(Data records)
________

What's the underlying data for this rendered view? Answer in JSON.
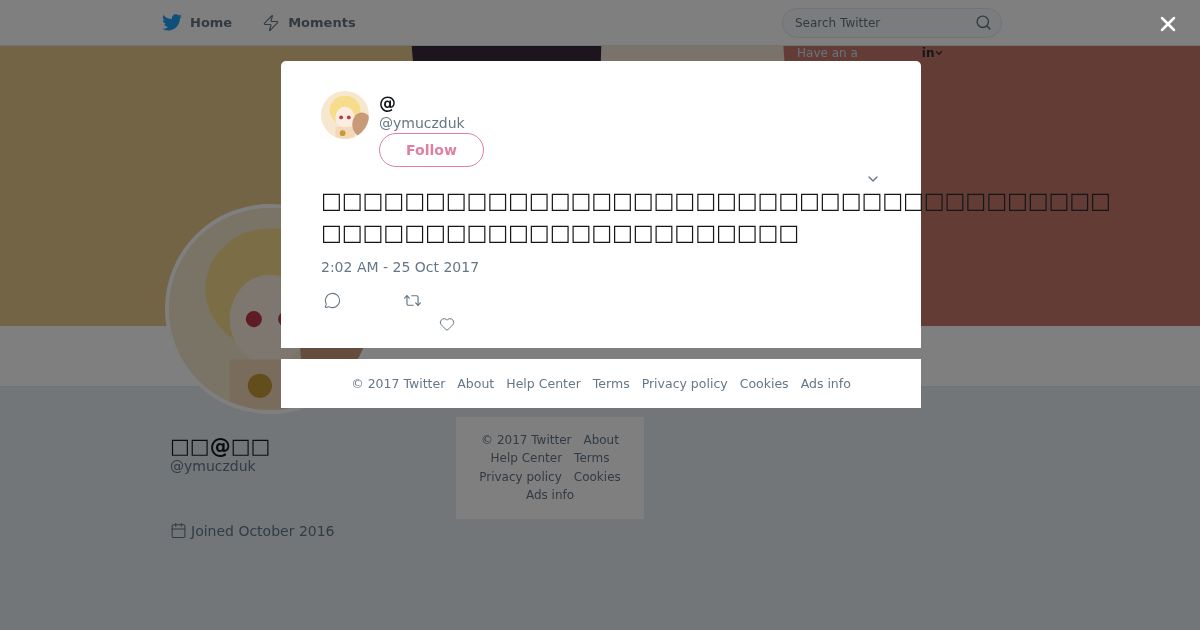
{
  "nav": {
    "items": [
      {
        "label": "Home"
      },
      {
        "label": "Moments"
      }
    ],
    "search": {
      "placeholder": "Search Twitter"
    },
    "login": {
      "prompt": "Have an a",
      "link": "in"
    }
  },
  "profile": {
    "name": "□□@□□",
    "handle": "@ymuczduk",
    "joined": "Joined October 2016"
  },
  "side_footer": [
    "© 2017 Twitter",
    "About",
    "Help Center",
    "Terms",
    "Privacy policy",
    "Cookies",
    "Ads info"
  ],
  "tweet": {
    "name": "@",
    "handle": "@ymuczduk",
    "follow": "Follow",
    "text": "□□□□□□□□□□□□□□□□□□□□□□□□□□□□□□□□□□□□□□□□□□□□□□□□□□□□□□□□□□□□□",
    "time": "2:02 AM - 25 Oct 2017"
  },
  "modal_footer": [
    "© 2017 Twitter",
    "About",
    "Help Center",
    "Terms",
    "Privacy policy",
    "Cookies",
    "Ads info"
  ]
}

________

- **OBJECTIVE**
Reproduce all of the entries word for word, skipping any pictures they hold.

- **FULL OUTPUT**
What's the underlying data for this rendered view? Answer in JSON.
{
  "nav": {
    "items": [
      {
        "label": "Home"
      },
      {
        "label": "Moments"
      }
    ],
    "search": {
      "placeholder": "Search Twitter"
    },
    "login": {
      "prompt": "Have an a",
      "link": "in"
    }
  },
  "profile": {
    "name": "□□@□□",
    "handle": "@ymuczduk",
    "joined": "Joined October 2016"
  },
  "side_footer": [
    "© 2017 Twitter",
    "About",
    "Help Center",
    "Terms",
    "Privacy policy",
    "Cookies",
    "Ads info"
  ],
  "tweet": {
    "name": "@",
    "handle": "@ymuczduk",
    "follow": "Follow",
    "text": "□□□□□□□□□□□□□□□□□□□□□□□□□□□□□□□□□□□□□□□□□□□□□□□□□□□□□□□□□□□□□",
    "time": "2:02 AM - 25 Oct 2017"
  },
  "modal_footer": [
    "© 2017 Twitter",
    "About",
    "Help Center",
    "Terms",
    "Privacy policy",
    "Cookies",
    "Ads info"
  ]
}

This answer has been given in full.